## Begin ITEMS
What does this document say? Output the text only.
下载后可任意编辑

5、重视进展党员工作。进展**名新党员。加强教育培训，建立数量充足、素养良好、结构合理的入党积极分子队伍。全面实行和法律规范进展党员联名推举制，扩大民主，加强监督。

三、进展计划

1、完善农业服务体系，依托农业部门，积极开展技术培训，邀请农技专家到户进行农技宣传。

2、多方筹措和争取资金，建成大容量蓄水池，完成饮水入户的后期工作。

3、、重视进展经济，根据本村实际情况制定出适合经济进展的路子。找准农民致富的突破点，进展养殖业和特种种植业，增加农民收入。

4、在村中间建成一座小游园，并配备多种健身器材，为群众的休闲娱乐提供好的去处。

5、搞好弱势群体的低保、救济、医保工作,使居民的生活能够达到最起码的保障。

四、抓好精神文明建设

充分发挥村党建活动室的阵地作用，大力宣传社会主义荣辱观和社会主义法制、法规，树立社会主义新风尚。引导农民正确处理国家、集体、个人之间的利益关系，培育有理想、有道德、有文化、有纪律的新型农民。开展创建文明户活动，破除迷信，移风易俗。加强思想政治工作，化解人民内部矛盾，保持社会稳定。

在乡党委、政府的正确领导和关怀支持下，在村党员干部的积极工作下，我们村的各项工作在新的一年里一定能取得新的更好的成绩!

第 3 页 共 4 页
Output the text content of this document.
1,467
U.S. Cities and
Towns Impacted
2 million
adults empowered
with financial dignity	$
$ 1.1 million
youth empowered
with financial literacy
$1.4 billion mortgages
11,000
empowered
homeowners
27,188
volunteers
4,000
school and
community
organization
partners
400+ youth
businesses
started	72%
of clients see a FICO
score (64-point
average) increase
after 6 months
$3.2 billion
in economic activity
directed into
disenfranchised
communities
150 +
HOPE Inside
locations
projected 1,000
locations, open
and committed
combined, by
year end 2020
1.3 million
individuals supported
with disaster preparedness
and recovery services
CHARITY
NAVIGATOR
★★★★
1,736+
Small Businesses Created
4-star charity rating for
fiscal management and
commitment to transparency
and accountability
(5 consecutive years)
## End ITEMS
Only lines with the string "empowered" belong in your answer; copy each one.

adults empowered
youth empowered
empowered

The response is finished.